◆ Goal: Exactly as they appear, output all of the entries.

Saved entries
■ ■ ■ ■ ■ ■ ■
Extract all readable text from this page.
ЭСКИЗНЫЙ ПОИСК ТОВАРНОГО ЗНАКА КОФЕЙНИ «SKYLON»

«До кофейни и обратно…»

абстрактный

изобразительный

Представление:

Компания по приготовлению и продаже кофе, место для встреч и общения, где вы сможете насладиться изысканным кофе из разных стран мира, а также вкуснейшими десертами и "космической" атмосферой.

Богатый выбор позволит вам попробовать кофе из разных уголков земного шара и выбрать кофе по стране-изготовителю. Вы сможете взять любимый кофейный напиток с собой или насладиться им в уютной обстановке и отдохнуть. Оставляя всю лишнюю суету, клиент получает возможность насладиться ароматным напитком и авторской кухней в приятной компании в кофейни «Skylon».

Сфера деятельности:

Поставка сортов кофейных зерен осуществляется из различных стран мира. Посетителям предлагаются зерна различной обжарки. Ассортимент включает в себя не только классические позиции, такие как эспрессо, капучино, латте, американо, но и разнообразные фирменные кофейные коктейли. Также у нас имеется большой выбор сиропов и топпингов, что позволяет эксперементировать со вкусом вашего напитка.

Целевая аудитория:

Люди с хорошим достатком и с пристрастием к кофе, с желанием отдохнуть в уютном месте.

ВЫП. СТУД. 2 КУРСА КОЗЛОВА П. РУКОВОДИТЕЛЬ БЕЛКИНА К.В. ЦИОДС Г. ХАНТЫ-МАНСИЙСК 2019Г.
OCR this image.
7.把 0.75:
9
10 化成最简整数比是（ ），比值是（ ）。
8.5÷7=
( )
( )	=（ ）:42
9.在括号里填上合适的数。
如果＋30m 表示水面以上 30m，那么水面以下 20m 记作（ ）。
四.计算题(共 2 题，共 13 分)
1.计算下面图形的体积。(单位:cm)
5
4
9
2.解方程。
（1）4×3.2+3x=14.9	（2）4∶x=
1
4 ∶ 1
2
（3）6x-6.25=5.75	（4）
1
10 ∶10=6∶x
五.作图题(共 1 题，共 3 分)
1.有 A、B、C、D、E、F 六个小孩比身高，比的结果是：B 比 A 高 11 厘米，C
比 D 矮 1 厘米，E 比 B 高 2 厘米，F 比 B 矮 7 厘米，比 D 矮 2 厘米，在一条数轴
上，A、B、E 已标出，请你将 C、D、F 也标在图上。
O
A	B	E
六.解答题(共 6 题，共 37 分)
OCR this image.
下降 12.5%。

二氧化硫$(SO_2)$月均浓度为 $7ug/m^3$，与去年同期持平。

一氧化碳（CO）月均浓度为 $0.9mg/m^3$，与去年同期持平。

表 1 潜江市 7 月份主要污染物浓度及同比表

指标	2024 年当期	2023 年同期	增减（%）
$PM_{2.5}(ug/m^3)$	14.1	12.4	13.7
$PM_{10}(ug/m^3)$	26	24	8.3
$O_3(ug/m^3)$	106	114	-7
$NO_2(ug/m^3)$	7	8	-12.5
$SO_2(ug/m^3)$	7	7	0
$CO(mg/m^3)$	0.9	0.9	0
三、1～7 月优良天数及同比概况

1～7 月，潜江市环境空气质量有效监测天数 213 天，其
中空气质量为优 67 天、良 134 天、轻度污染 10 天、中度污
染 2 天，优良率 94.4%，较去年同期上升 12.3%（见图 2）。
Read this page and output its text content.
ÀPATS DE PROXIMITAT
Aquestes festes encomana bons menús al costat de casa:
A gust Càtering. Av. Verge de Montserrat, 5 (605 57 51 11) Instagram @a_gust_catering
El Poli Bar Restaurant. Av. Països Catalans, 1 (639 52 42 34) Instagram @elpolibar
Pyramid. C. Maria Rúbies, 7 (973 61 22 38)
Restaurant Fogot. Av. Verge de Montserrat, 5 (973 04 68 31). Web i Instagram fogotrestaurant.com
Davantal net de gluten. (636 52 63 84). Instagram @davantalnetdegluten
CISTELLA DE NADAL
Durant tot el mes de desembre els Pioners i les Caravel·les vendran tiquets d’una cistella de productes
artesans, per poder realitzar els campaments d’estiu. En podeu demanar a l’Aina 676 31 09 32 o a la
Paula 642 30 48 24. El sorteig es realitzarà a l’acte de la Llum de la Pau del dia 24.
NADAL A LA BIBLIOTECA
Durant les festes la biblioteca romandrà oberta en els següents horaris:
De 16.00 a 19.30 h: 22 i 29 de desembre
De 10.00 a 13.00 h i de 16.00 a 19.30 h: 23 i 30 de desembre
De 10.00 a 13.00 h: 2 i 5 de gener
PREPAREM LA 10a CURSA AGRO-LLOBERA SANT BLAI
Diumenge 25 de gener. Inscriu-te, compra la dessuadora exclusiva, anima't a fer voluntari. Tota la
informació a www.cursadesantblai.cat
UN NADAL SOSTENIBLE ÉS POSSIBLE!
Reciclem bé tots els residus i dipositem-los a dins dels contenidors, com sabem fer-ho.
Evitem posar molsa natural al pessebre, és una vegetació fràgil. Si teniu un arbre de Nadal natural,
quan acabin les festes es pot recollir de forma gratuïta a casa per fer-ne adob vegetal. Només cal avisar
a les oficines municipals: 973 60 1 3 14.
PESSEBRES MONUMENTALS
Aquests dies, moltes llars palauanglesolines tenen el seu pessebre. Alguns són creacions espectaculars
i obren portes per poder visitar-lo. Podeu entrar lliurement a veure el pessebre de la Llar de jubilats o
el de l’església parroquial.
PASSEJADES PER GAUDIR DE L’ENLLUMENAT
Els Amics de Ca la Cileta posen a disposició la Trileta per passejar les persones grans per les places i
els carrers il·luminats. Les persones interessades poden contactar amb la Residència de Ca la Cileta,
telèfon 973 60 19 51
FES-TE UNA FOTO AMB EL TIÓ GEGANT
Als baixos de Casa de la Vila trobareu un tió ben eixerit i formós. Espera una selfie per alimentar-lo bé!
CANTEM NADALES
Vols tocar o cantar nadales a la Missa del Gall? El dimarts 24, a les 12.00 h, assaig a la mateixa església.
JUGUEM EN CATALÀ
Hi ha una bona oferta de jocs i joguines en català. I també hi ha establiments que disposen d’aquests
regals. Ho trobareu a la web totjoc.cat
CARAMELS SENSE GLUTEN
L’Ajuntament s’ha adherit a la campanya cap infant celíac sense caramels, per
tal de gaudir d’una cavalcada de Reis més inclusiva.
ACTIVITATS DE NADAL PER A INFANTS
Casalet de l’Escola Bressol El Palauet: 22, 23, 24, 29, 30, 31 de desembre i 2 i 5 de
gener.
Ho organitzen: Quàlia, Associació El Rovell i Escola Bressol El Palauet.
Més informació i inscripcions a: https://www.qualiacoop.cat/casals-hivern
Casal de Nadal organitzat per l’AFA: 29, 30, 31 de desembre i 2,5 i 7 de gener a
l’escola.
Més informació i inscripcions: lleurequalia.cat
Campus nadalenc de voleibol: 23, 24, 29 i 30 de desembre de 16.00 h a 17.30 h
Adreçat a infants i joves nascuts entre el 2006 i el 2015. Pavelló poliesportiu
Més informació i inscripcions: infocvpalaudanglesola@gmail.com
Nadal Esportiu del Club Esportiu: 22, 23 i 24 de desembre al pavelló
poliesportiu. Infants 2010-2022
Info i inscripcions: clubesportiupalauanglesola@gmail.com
■ ■ ■ ■ ■ ■ ■
◆ Completed task:
Extract all readable text from this page.
ЭСКИЗНЫЙ ПОИСК ТОВАРНОГО ЗНАКА КОФЕЙНИ «SKYLON»

«До кофейни и обратно…»

абстрактный

изобразительный

Представление:

Компания по приготовлению и продаже кофе, место для встреч и общения, где вы сможете насладиться изысканным кофе из разных стран мира, а также вкуснейшими десертами и "космической" атмосферой.

Богатый выбор позволит вам попробовать кофе из разных уголков земного шара и выбрать кофе по стране-изготовителю. Вы сможете взять любимый кофейный напиток с собой или насладиться им в уютной обстановке и отдохнуть. Оставляя всю лишнюю суету, клиент получает возможность насладиться ароматным напитком и авторской кухней в приятной компании в кофейни «Skylon».

Сфера деятельности:

Поставка сортов кофейных зерен осуществляется из различных стран мира. Посетителям предлагаются зерна различной обжарки. Ассортимент включает в себя не только классические позиции, такие как эспрессо, капучино, латте, американо, но и разнообразные фирменные кофейные коктейли. Также у нас имеется большой выбор сиропов и топпингов, что позволяет эксперементировать со вкусом вашего напитка.

Целевая аудитория:

Люди с хорошим достатком и с пристрастием к кофе, с желанием отдохнуть в уютном месте.

ВЫП. СТУД. 2 КУРСА КОЗЛОВА П. РУКОВОДИТЕЛЬ БЕЛКИНА К.В. ЦИОДС Г. ХАНТЫ-МАНСИЙСК 2019Г.
OCR this image.
7.把 0.75:
9
10 化成最简整数比是（ ），比值是（ ）。
8.5÷7=
( )
( )	=（ ）:42
9.在括号里填上合适的数。
如果＋30m 表示水面以上 30m，那么水面以下 20m 记作（ ）。
四.计算题(共 2 题，共 13 分)
1.计算下面图形的体积。(单位:cm)
5
4
9
2.解方程。
（1）4×3.2+3x=14.9	（2）4∶x=
1
4 ∶ 1
2
（3）6x-6.25=5.75	（4）
1
10 ∶10=6∶x
五.作图题(共 1 题，共 3 分)
1.有 A、B、C、D、E、F 六个小孩比身高，比的结果是：B 比 A 高 11 厘米，C
比 D 矮 1 厘米，E 比 B 高 2 厘米，F 比 B 矮 7 厘米，比 D 矮 2 厘米，在一条数轴
上，A、B、E 已标出，请你将 C、D、F 也标在图上。
O
A	B	E
六.解答题(共 6 题，共 37 分)
OCR this image.
下降 12.5%。

二氧化硫$(SO_2)$月均浓度为 $7ug/m^3$，与去年同期持平。

一氧化碳（CO）月均浓度为 $0.9mg/m^3$，与去年同期持平。

表 1 潜江市 7 月份主要污染物浓度及同比表

指标	2024 年当期	2023 年同期	增减（%）
$PM_{2.5}(ug/m^3)$	14.1	12.4	13.7
$PM_{10}(ug/m^3)$	26	24	8.3
$O_3(ug/m^3)$	106	114	-7
$NO_2(ug/m^3)$	7	8	-12.5
$SO_2(ug/m^3)$	7	7	0
$CO(mg/m^3)$	0.9	0.9	0
三、1～7 月优良天数及同比概况

1～7 月，潜江市环境空气质量有效监测天数 213 天，其
中空气质量为优 67 天、良 134 天、轻度污染 10 天、中度污
染 2 天，优良率 94.4%，较去年同期上升 12.3%（见图 2）。
Read this page and output its text content.
ÀPATS DE PROXIMITAT
Aquestes festes encomana bons menús al costat de casa:
A gust Càtering. Av. Verge de Montserrat, 5 (605 57 51 11) Instagram @a_gust_catering
El Poli Bar Restaurant. Av. Països Catalans, 1 (639 52 42 34) Instagram @elpolibar
Pyramid. C. Maria Rúbies, 7 (973 61 22 38)
Restaurant Fogot. Av. Verge de Montserrat, 5 (973 04 68 31). Web i Instagram fogotrestaurant.com
Davantal net de gluten. (636 52 63 84). Instagram @davantalnetdegluten
CISTELLA DE NADAL
Durant tot el mes de desembre els Pioners i les Caravel·les vendran tiquets d’una cistella de productes
artesans, per poder realitzar els campaments d’estiu. En podeu demanar a l’Aina 676 31 09 32 o a la
Paula 642 30 48 24. El sorteig es realitzarà a l’acte de la Llum de la Pau del dia 24.
NADAL A LA BIBLIOTECA
Durant les festes la biblioteca romandrà oberta en els següents horaris:
De 16.00 a 19.30 h: 22 i 29 de desembre
De 10.00 a 13.00 h i de 16.00 a 19.30 h: 23 i 30 de desembre
De 10.00 a 13.00 h: 2 i 5 de gener
PREPAREM LA 10a CURSA AGRO-LLOBERA SANT BLAI
Diumenge 25 de gener. Inscriu-te, compra la dessuadora exclusiva, anima't a fer voluntari. Tota la
informació a www.cursadesantblai.cat
UN NADAL SOSTENIBLE ÉS POSSIBLE!
Reciclem bé tots els residus i dipositem-los a dins dels contenidors, com sabem fer-ho.
Evitem posar molsa natural al pessebre, és una vegetació fràgil. Si teniu un arbre de Nadal natural,
quan acabin les festes es pot recollir de forma gratuïta a casa per fer-ne adob vegetal. Només cal avisar
a les oficines municipals: 973 60 1 3 14.
PESSEBRES MONUMENTALS
Aquests dies, moltes llars palauanglesolines tenen el seu pessebre. Alguns són creacions espectaculars
i obren portes per poder visitar-lo. Podeu entrar lliurement a veure el pessebre de la Llar de jubilats o
el de l’església parroquial.
PASSEJADES PER GAUDIR DE L’ENLLUMENAT
Els Amics de Ca la Cileta posen a disposició la Trileta per passejar les persones grans per les places i
els carrers il·luminats. Les persones interessades poden contactar amb la Residència de Ca la Cileta,
telèfon 973 60 19 51
FES-TE UNA FOTO AMB EL TIÓ GEGANT
Als baixos de Casa de la Vila trobareu un tió ben eixerit i formós. Espera una selfie per alimentar-lo bé!
CANTEM NADALES
Vols tocar o cantar nadales a la Missa del Gall? El dimarts 24, a les 12.00 h, assaig a la mateixa església.
JUGUEM EN CATALÀ
Hi ha una bona oferta de jocs i joguines en català. I també hi ha establiments que disposen d’aquests
regals. Ho trobareu a la web totjoc.cat
CARAMELS SENSE GLUTEN
L’Ajuntament s’ha adherit a la campanya cap infant celíac sense caramels, per
tal de gaudir d’una cavalcada de Reis més inclusiva.
ACTIVITATS DE NADAL PER A INFANTS
Casalet de l’Escola Bressol El Palauet: 22, 23, 24, 29, 30, 31 de desembre i 2 i 5 de
gener.
Ho organitzen: Quàlia, Associació El Rovell i Escola Bressol El Palauet.
Més informació i inscripcions a: https://www.qualiacoop.cat/casals-hivern
Casal de Nadal organitzat per l’AFA: 29, 30, 31 de desembre i 2,5 i 7 de gener a
l’escola.
Més informació i inscripcions: lleurequalia.cat
Campus nadalenc de voleibol: 23, 24, 29 i 30 de desembre de 16.00 h a 17.30 h
Adreçat a infants i joves nascuts entre el 2006 i el 2015. Pavelló poliesportiu
Més informació i inscripcions: infocvpalaudanglesola@gmail.com
Nadal Esportiu del Club Esportiu: 22, 23 i 24 de desembre al pavelló
poliesportiu. Infants 2010-2022
Info i inscripcions: clubesportiupalauanglesola@gmail.com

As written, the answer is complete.